### Exercise:
Within the records below, find each line that holds the string "Upper", then copy it.

[Figure dataset records]
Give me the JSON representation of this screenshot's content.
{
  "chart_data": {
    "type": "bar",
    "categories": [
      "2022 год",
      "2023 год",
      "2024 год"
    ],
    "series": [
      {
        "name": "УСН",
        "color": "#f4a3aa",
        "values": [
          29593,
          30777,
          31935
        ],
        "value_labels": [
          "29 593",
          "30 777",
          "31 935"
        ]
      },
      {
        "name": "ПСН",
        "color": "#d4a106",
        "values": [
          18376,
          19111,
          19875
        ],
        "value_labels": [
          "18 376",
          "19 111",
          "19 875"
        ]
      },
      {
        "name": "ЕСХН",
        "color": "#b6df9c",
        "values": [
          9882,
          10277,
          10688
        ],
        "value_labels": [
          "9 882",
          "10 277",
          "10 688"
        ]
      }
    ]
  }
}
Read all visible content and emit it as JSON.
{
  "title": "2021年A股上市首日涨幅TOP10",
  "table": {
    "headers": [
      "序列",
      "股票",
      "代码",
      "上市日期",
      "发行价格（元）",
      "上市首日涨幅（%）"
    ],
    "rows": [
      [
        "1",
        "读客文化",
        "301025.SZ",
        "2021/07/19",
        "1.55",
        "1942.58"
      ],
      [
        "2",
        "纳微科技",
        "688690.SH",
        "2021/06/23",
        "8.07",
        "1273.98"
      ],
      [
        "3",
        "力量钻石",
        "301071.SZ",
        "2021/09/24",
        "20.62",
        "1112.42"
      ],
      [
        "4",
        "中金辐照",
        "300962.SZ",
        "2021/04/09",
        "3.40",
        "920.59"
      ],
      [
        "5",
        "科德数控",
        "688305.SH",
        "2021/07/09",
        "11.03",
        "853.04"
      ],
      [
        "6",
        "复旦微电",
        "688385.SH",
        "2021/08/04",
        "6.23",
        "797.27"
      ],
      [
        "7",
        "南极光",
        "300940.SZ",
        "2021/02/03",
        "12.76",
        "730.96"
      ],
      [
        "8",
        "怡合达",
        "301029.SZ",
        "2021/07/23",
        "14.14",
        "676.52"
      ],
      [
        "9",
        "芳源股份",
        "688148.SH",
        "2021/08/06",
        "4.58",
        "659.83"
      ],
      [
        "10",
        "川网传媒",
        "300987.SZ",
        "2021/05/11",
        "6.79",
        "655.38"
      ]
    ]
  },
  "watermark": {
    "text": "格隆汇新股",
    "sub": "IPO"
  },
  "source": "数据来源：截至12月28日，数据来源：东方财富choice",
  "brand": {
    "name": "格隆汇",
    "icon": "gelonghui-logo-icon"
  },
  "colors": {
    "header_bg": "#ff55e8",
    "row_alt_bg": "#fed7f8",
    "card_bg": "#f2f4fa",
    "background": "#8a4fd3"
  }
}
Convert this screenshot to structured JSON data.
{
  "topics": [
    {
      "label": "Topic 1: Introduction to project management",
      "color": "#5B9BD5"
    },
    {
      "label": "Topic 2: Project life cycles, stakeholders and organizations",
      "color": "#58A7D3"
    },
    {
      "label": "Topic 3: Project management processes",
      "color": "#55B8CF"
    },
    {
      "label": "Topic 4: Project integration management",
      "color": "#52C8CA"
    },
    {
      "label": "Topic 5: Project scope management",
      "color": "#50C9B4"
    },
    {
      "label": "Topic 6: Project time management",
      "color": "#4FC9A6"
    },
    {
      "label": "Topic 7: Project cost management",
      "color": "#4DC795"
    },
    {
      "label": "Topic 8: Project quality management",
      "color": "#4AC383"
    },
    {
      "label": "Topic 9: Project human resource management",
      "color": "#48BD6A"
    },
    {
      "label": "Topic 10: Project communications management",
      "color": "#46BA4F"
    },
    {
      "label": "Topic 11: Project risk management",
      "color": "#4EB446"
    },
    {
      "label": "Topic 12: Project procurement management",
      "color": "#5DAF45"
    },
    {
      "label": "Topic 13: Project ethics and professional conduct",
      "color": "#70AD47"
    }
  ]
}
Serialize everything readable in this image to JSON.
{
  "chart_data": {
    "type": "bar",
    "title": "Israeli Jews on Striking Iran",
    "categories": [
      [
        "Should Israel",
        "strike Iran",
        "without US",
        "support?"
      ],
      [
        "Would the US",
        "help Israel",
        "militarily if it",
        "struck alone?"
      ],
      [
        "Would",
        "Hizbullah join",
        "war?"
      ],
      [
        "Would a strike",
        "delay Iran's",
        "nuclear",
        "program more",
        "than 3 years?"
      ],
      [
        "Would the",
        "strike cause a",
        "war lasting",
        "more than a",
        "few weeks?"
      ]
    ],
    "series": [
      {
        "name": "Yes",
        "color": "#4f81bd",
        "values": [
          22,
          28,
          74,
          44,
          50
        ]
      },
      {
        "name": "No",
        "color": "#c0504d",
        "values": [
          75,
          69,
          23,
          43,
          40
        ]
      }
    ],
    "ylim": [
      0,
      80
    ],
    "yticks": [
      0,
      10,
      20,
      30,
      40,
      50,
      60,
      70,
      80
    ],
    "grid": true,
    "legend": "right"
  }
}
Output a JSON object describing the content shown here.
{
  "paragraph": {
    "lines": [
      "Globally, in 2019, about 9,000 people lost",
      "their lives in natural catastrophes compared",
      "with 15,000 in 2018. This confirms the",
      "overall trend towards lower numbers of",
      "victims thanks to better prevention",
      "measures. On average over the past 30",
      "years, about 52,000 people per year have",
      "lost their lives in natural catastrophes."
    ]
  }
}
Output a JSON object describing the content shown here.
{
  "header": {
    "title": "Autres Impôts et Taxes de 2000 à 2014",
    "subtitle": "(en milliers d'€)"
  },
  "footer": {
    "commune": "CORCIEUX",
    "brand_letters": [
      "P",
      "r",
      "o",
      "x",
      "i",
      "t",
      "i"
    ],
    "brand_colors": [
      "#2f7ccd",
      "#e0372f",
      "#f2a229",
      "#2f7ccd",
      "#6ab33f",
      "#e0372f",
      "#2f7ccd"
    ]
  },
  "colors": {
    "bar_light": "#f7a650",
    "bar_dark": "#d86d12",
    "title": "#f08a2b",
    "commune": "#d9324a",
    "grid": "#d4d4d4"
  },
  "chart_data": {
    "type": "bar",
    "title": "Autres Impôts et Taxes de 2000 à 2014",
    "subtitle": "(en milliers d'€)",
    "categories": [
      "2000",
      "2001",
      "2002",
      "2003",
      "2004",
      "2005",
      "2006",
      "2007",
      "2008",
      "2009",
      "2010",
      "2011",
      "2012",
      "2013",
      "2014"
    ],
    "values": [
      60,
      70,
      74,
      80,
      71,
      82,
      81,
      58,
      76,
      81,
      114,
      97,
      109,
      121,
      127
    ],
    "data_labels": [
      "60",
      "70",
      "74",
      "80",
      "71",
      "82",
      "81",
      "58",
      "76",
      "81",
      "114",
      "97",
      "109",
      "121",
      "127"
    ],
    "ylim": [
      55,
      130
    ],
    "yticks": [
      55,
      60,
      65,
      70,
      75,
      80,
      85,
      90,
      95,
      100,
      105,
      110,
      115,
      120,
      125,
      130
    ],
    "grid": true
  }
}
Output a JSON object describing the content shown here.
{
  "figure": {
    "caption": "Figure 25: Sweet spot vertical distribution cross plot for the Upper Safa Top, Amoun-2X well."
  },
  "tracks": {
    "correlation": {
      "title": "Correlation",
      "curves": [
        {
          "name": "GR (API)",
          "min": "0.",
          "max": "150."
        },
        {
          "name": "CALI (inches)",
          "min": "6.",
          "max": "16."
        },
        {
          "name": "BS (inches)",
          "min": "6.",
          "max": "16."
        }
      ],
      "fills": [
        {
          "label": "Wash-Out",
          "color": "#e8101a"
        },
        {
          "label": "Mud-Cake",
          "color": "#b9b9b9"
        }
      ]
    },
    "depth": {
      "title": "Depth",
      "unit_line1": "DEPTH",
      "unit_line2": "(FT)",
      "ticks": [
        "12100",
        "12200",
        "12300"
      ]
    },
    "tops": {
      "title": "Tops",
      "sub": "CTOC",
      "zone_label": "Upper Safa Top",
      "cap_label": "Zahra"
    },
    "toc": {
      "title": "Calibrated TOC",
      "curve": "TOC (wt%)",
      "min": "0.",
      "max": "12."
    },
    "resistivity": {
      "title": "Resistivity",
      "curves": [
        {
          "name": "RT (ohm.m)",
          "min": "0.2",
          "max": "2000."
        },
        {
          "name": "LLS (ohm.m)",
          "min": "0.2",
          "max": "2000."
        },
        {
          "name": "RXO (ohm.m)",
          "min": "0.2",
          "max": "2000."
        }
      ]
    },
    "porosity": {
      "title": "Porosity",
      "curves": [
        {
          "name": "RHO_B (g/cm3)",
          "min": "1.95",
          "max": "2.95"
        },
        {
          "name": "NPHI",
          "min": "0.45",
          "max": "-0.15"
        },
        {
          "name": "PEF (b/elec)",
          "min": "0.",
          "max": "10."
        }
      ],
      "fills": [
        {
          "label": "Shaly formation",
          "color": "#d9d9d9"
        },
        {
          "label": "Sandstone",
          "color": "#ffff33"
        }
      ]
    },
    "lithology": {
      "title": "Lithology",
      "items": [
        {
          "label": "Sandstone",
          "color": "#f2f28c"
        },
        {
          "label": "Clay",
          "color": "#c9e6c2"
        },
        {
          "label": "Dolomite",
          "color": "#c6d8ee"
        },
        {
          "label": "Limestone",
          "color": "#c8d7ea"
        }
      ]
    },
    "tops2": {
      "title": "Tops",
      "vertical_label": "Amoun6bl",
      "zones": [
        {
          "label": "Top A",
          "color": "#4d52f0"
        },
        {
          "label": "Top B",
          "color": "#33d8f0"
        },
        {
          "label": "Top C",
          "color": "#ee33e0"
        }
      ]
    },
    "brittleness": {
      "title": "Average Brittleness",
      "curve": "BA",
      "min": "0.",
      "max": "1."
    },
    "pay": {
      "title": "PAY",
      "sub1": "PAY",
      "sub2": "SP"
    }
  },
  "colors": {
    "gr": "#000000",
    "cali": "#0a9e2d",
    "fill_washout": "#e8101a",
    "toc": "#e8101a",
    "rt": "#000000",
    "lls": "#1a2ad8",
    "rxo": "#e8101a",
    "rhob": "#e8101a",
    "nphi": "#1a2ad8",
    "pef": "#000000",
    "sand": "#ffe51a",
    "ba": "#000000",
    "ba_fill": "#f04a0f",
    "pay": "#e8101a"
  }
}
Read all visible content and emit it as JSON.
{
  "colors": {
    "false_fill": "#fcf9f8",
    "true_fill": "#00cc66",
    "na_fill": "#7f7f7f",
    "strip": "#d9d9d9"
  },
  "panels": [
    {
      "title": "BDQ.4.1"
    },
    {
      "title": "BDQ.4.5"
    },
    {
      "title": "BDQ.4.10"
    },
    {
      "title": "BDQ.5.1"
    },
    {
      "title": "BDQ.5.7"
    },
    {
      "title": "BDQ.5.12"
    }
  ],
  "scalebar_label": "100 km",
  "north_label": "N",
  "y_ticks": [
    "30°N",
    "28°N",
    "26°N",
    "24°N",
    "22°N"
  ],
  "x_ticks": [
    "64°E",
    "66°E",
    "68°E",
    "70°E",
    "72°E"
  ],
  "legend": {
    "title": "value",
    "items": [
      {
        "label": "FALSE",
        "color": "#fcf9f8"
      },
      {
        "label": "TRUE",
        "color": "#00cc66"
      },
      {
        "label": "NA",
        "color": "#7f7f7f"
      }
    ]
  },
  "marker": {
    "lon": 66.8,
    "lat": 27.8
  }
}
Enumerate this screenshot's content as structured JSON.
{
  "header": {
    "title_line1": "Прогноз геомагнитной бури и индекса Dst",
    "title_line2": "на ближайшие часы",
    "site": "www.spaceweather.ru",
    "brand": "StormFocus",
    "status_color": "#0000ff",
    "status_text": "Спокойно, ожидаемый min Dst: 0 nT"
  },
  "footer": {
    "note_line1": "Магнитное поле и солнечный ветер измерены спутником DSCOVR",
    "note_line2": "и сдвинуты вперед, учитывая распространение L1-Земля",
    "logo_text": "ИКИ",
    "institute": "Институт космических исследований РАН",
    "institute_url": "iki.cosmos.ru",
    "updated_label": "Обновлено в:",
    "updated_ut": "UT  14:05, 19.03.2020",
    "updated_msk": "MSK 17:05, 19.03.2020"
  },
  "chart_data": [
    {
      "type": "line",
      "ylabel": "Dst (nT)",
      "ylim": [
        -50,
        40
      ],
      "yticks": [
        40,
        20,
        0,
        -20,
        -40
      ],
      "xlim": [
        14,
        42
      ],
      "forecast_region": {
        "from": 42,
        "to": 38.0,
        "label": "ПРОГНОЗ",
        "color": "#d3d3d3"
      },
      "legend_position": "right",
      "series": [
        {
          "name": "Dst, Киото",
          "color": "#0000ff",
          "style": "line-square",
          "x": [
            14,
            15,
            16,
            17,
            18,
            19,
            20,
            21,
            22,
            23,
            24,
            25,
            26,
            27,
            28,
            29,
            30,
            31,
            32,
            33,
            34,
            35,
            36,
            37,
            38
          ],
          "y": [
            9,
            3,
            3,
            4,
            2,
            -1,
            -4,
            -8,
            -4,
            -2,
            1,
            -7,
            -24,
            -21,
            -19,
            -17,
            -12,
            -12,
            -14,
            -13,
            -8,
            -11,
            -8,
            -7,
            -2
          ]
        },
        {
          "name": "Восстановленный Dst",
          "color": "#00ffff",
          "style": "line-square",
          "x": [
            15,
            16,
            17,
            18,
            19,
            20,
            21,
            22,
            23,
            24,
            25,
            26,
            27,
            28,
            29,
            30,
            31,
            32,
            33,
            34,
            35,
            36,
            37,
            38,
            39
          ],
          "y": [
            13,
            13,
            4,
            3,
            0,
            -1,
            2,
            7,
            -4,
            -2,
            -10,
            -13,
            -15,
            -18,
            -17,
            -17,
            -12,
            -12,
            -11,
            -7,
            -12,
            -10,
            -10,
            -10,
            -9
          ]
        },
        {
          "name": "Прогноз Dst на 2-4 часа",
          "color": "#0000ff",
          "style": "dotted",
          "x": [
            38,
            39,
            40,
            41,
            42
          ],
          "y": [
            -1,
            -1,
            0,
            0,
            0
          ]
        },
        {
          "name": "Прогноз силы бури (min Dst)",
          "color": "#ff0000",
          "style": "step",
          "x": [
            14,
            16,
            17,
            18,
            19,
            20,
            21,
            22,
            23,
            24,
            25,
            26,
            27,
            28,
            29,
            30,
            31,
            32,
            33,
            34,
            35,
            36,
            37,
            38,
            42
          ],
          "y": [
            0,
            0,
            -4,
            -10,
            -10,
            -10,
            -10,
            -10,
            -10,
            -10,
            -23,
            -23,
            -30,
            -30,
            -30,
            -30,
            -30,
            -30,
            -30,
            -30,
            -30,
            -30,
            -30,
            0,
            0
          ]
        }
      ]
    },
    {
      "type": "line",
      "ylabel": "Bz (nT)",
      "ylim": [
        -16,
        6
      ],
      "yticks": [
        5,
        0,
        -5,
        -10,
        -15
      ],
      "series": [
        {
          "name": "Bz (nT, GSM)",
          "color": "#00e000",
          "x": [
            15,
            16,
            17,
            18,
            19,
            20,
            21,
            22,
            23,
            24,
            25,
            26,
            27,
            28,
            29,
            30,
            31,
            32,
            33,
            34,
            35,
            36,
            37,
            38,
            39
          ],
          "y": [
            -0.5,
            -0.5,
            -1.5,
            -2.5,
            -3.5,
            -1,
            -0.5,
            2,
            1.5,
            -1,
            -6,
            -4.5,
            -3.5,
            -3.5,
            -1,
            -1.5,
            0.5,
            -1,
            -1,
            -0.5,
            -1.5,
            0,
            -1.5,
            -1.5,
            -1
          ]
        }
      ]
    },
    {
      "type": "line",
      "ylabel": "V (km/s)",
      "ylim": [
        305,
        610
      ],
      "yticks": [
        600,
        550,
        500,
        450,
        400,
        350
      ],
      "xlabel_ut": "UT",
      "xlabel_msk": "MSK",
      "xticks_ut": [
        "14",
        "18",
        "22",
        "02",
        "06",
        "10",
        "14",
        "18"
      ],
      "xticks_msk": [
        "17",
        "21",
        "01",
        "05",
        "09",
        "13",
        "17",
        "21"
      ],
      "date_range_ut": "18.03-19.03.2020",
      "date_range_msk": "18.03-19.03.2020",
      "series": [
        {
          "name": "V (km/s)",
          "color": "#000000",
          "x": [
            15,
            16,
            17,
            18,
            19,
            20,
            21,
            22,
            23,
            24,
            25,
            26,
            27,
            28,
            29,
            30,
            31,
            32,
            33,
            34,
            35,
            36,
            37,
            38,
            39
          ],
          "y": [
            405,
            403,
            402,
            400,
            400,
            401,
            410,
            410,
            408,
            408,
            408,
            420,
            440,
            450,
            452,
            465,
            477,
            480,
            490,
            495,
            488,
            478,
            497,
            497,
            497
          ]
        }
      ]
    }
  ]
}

### Output of the task:
    "caption": "Figure 25: Sweet spot vertical distribution cross plot for the Upper Safa Top, Amoun-2X well."
      "zone_label": "Upper Safa Top",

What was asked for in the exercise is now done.